_Extracted data:_

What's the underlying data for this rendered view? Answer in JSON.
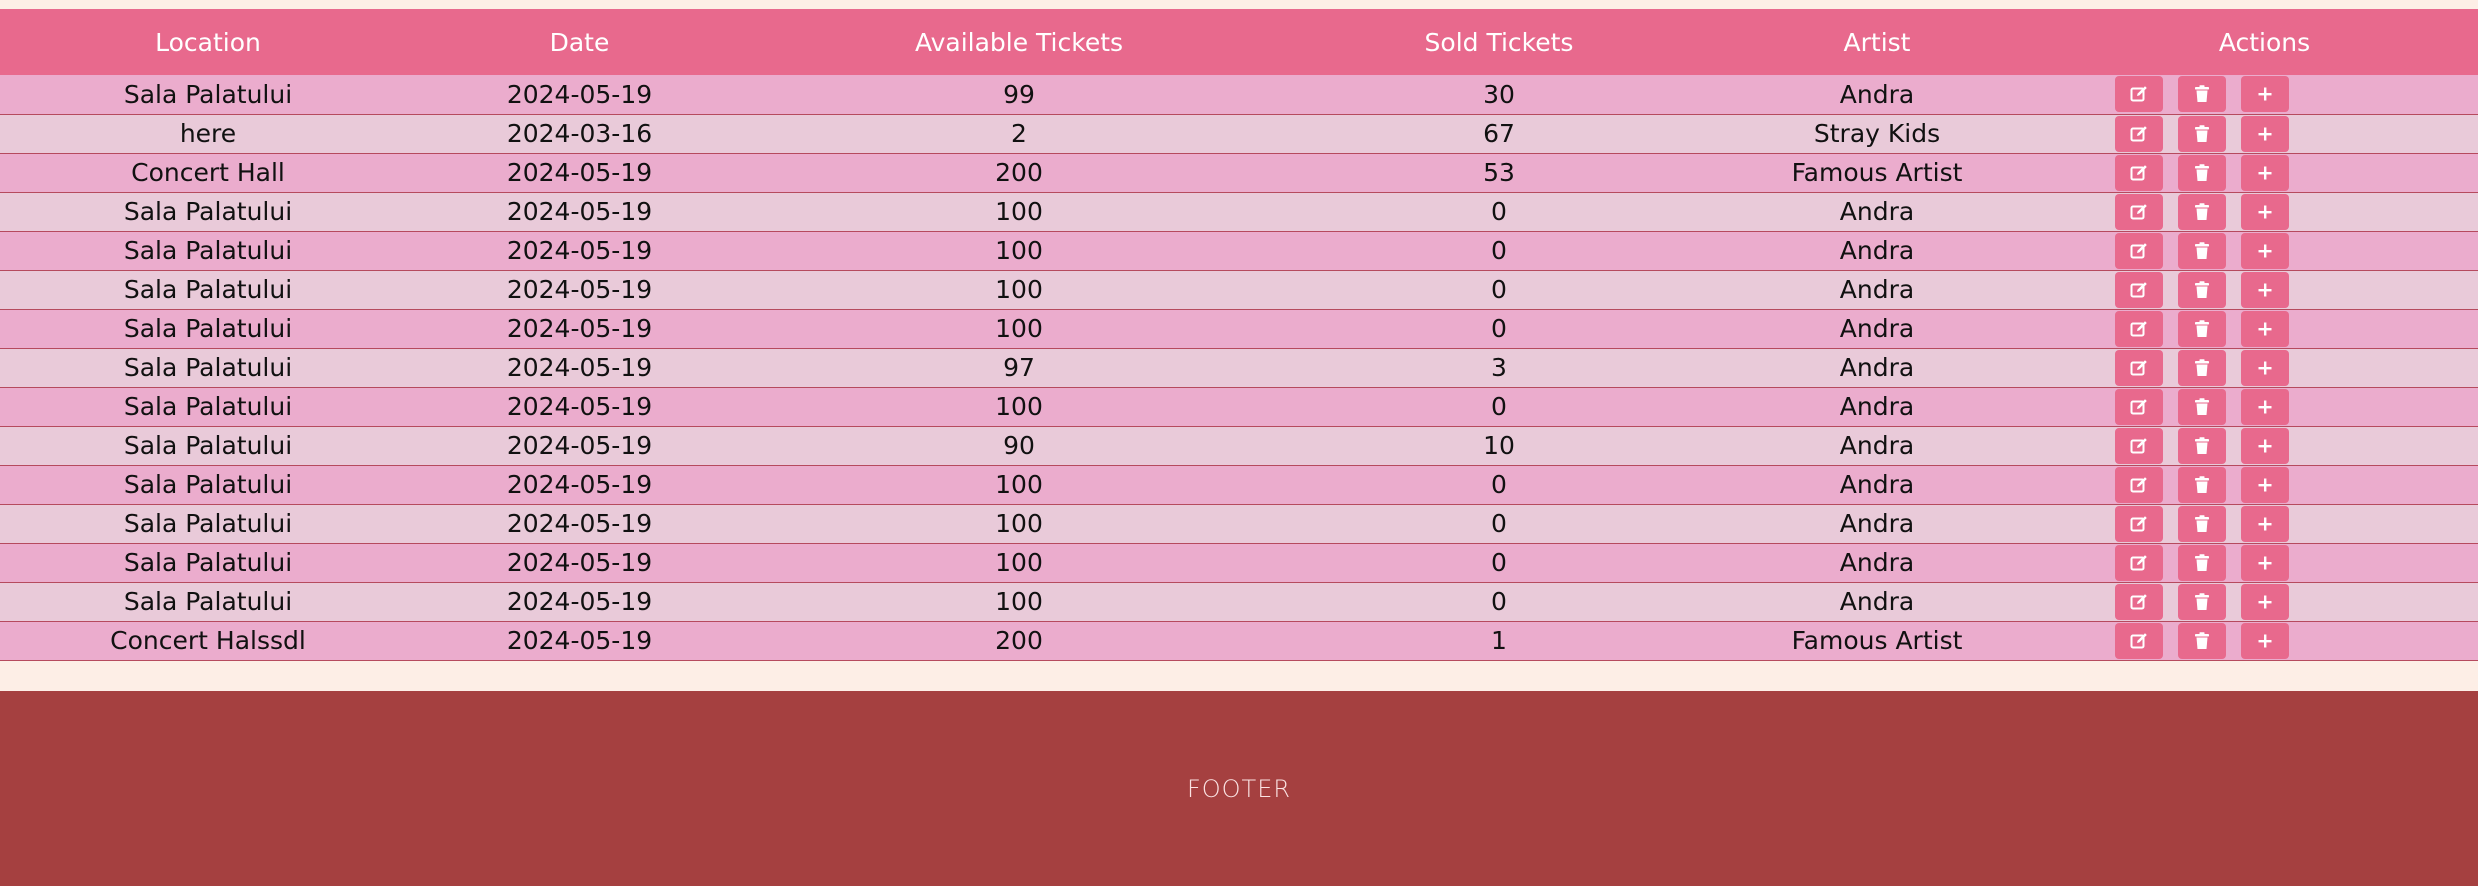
{
  "table": {
    "headers": [
      "Location",
      "Date",
      "Available Tickets",
      "Sold Tickets",
      "Artist",
      "Actions"
    ],
    "rows": [
      {
        "location": "Sala Palatului",
        "date": "2024-05-19",
        "available": "99",
        "sold": "30",
        "artist": "Andra"
      },
      {
        "location": "here",
        "date": "2024-03-16",
        "available": "2",
        "sold": "67",
        "artist": "Stray Kids"
      },
      {
        "location": "Concert Hall",
        "date": "2024-05-19",
        "available": "200",
        "sold": "53",
        "artist": "Famous Artist"
      },
      {
        "location": "Sala Palatului",
        "date": "2024-05-19",
        "available": "100",
        "sold": "0",
        "artist": "Andra"
      },
      {
        "location": "Sala Palatului",
        "date": "2024-05-19",
        "available": "100",
        "sold": "0",
        "artist": "Andra"
      },
      {
        "location": "Sala Palatului",
        "date": "2024-05-19",
        "available": "100",
        "sold": "0",
        "artist": "Andra"
      },
      {
        "location": "Sala Palatului",
        "date": "2024-05-19",
        "available": "100",
        "sold": "0",
        "artist": "Andra"
      },
      {
        "location": "Sala Palatului",
        "date": "2024-05-19",
        "available": "97",
        "sold": "3",
        "artist": "Andra"
      },
      {
        "location": "Sala Palatului",
        "date": "2024-05-19",
        "available": "100",
        "sold": "0",
        "artist": "Andra"
      },
      {
        "location": "Sala Palatului",
        "date": "2024-05-19",
        "available": "90",
        "sold": "10",
        "artist": "Andra"
      },
      {
        "location": "Sala Palatului",
        "date": "2024-05-19",
        "available": "100",
        "sold": "0",
        "artist": "Andra"
      },
      {
        "location": "Sala Palatului",
        "date": "2024-05-19",
        "available": "100",
        "sold": "0",
        "artist": "Andra"
      },
      {
        "location": "Sala Palatului",
        "date": "2024-05-19",
        "available": "100",
        "sold": "0",
        "artist": "Andra"
      },
      {
        "location": "Sala Palatului",
        "date": "2024-05-19",
        "available": "100",
        "sold": "0",
        "artist": "Andra"
      },
      {
        "location": "Concert Halssdl",
        "date": "2024-05-19",
        "available": "200",
        "sold": "1",
        "artist": "Famous Artist"
      }
    ],
    "action_icons": [
      "edit-icon",
      "trash-icon",
      "plus-icon"
    ]
  },
  "footer": {
    "text": "FOOTER"
  },
  "colors": {
    "header_bg": "#e8698d",
    "row_odd": "#ebaccd",
    "row_even": "#e9cad9",
    "action_button": "#e8698d",
    "footer_bg": "#a54040",
    "page_bg": "#fdeee6"
  }
}
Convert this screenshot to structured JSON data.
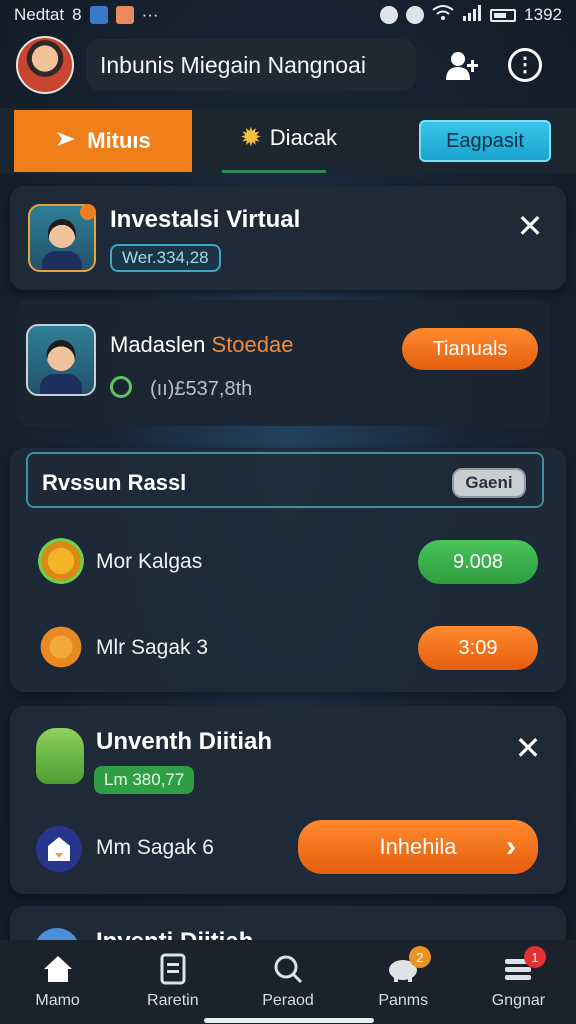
{
  "status_bar": {
    "carrier": "Nedtat",
    "carrier_num": "8",
    "time": "1392"
  },
  "header": {
    "title": "Inbunis Miegain Nangnoai"
  },
  "tabs": {
    "tab1": "Mituıs",
    "tab2": "Diacak",
    "tab_button": "Eagpasit"
  },
  "card1": {
    "title": "Investalsi Virtual",
    "tag": "Wer.334,28",
    "user_name_part1": "Madaslen",
    "user_name_part2": "Stoedae",
    "amount": "(ıı)£537,8th",
    "action_button": "Tianuals"
  },
  "section": {
    "title": "Rvssun Rassl",
    "badge": "Gaeni",
    "rows": [
      {
        "label": "Mor Kalgas",
        "value": "9.008"
      },
      {
        "label": "Mlr Sagak 3",
        "value": "3:09"
      }
    ]
  },
  "card2": {
    "title": "Unventh Diitiah",
    "tag": "Lm 380,77",
    "row_label": "Mm Sagak 6",
    "action_button": "Inhehila"
  },
  "card3": {
    "title_partial": "Inventi Diitiah"
  },
  "bottom_nav": [
    {
      "label": "Mamo",
      "icon": "home-icon"
    },
    {
      "label": "Raretin",
      "icon": "document-icon"
    },
    {
      "label": "Peraod",
      "icon": "search-icon"
    },
    {
      "label": "Panms",
      "icon": "piggy-bank-icon",
      "badge": "2"
    },
    {
      "label": "Gngnar",
      "icon": "stack-icon",
      "badge": "1"
    }
  ],
  "colors": {
    "accent_orange": "#f07f1a",
    "accent_green": "#3db04f",
    "accent_cyan": "#2ab6de",
    "background": "#172434"
  }
}
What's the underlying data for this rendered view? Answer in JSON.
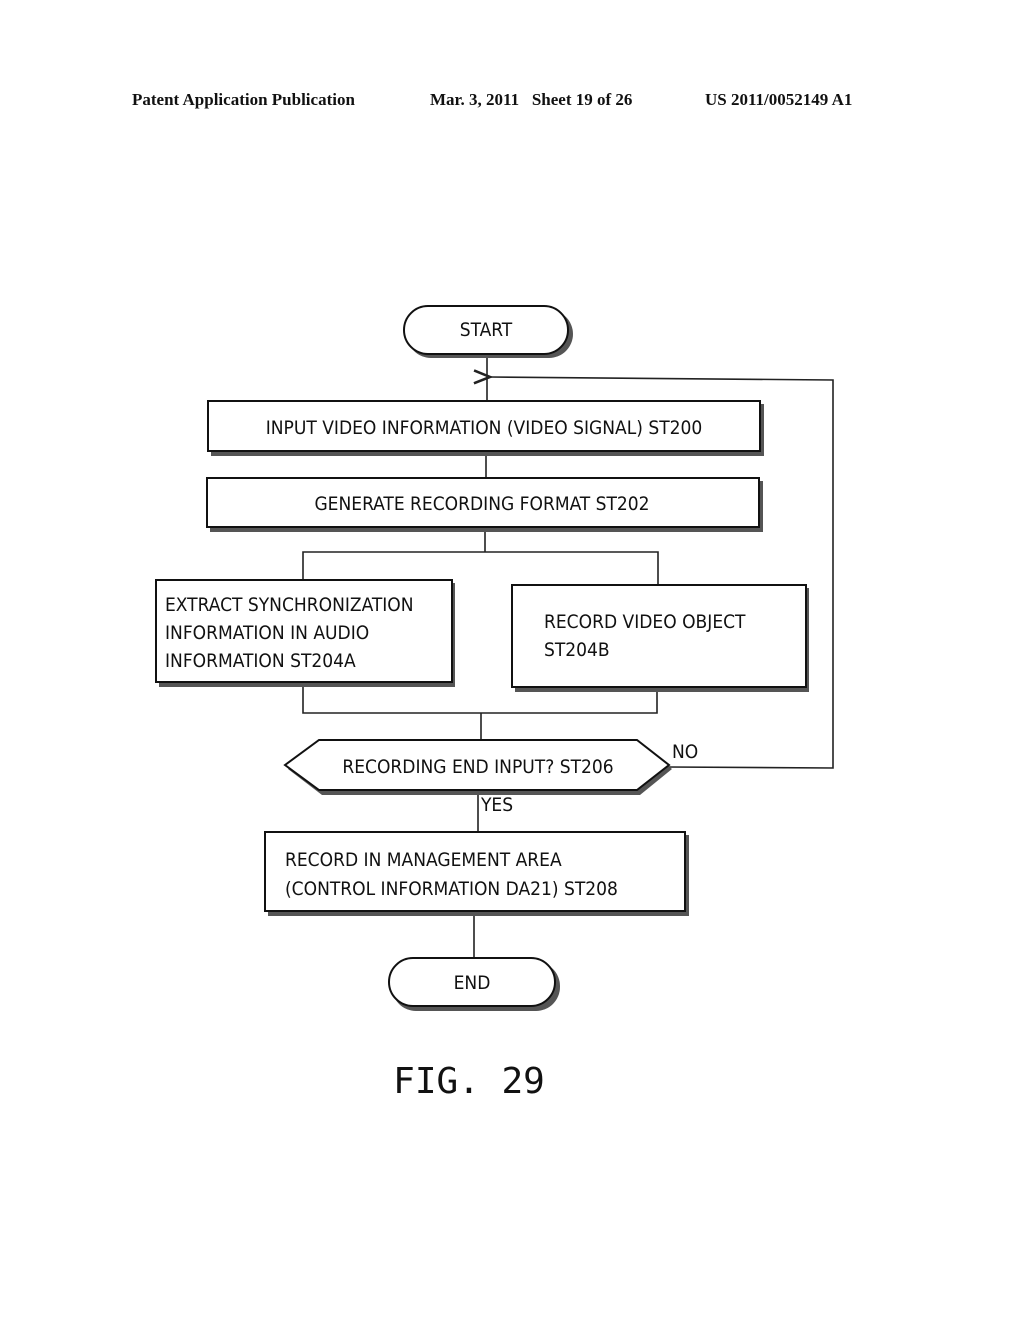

_To do:_ Set down exactly and only the lines from the line that contains "Convert this screenshot" through the last line of the entries above, with both of those lines included and the pictures left out.

_Correct answer:_
Convert this screenshot to structured JSON data.
{
  "status_bar": {
    "carrier": "Nedtat",
    "carrier_num": "8",
    "time": "1392"
  },
  "header": {
    "title": "Inbunis Miegain Nangnoai"
  },
  "tabs": {
    "tab1": "Mituıs",
    "tab2": "Diacak",
    "tab_button": "Eagpasit"
  },
  "card1": {
    "title": "Investalsi Virtual",
    "tag": "Wer.334,28",
    "user_name_part1": "Madaslen",
    "user_name_part2": "Stoedae",
    "amount": "(ıı)£537,8th",
    "action_button": "Tianuals"
  },
  "section": {
    "title": "Rvssun Rassl",
    "badge": "Gaeni",
    "rows": [
      {
        "label": "Mor Kalgas",
        "value": "9.008"
      },
      {
        "label": "Mlr Sagak 3",
        "value": "3:09"
      }
    ]
  },
  "card2": {
    "title": "Unventh Diitiah",
    "tag": "Lm 380,77",
    "row_label": "Mm Sagak 6",
    "action_button": "Inhehila"
  },
  "card3": {
    "title_partial": "Inventi Diitiah"
  },
  "bottom_nav": [
    {
      "label": "Mamo",
      "icon": "home-icon"
    },
    {
      "label": "Raretin",
      "icon": "document-icon"
    },
    {
      "label": "Peraod",
      "icon": "search-icon"
    },
    {
      "label": "Panms",
      "icon": "piggy-bank-icon",
      "badge": "2"
    },
    {
      "label": "Gngnar",
      "icon": "stack-icon",
      "badge": "1"
    }
  ],
  "colors": {
    "accent_orange": "#f07f1a",
    "accent_green": "#3db04f",
    "accent_cyan": "#2ab6de",
    "background": "#172434"
  }
}
What's the underlying data for this rendered view? Answer in JSON.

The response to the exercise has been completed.